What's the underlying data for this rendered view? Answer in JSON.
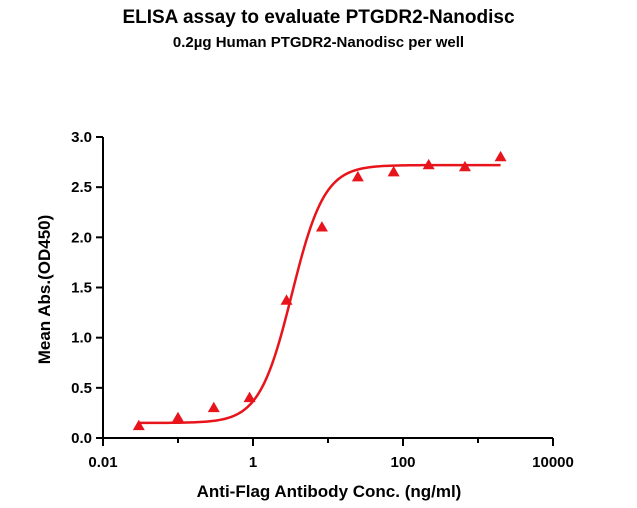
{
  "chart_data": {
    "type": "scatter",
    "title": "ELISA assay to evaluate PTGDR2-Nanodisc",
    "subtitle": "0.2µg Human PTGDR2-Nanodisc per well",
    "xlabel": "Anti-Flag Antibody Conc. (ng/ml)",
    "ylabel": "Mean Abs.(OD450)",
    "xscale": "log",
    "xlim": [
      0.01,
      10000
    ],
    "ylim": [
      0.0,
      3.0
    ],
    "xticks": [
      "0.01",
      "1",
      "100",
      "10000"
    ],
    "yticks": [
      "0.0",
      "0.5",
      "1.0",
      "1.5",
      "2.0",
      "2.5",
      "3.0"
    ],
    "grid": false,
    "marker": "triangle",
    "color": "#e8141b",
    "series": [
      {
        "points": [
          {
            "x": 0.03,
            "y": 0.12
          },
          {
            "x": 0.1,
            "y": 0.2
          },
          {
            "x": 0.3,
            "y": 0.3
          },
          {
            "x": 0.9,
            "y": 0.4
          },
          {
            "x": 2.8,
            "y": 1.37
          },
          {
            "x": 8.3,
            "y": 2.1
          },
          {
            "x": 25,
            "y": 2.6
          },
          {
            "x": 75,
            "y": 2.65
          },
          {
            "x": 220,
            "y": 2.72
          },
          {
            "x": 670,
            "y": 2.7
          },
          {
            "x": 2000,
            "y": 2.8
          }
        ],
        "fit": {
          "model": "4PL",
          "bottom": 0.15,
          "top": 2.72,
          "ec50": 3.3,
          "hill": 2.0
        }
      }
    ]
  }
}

WHAT YOU SHOULD DO:
In repeating the entries, exclude the pictures and alter nothing else.

EXERCISE OUTPUT:
What's the underlying data for this rendered view? Answer in JSON.
{
  "chart_data": {
    "type": "scatter",
    "title": "ELISA assay to evaluate PTGDR2-Nanodisc",
    "subtitle": "0.2µg Human PTGDR2-Nanodisc per well",
    "xlabel": "Anti-Flag Antibody Conc. (ng/ml)",
    "ylabel": "Mean Abs.(OD450)",
    "xscale": "log",
    "xlim": [
      0.01,
      10000
    ],
    "ylim": [
      0.0,
      3.0
    ],
    "xticks": [
      "0.01",
      "1",
      "100",
      "10000"
    ],
    "yticks": [
      "0.0",
      "0.5",
      "1.0",
      "1.5",
      "2.0",
      "2.5",
      "3.0"
    ],
    "grid": false,
    "marker": "triangle",
    "color": "#e8141b",
    "series": [
      {
        "points": [
          {
            "x": 0.03,
            "y": 0.12
          },
          {
            "x": 0.1,
            "y": 0.2
          },
          {
            "x": 0.3,
            "y": 0.3
          },
          {
            "x": 0.9,
            "y": 0.4
          },
          {
            "x": 2.8,
            "y": 1.37
          },
          {
            "x": 8.3,
            "y": 2.1
          },
          {
            "x": 25,
            "y": 2.6
          },
          {
            "x": 75,
            "y": 2.65
          },
          {
            "x": 220,
            "y": 2.72
          },
          {
            "x": 670,
            "y": 2.7
          },
          {
            "x": 2000,
            "y": 2.8
          }
        ],
        "fit": {
          "model": "4PL",
          "bottom": 0.15,
          "top": 2.72,
          "ec50": 3.3,
          "hill": 2.0
        }
      }
    ]
  }
}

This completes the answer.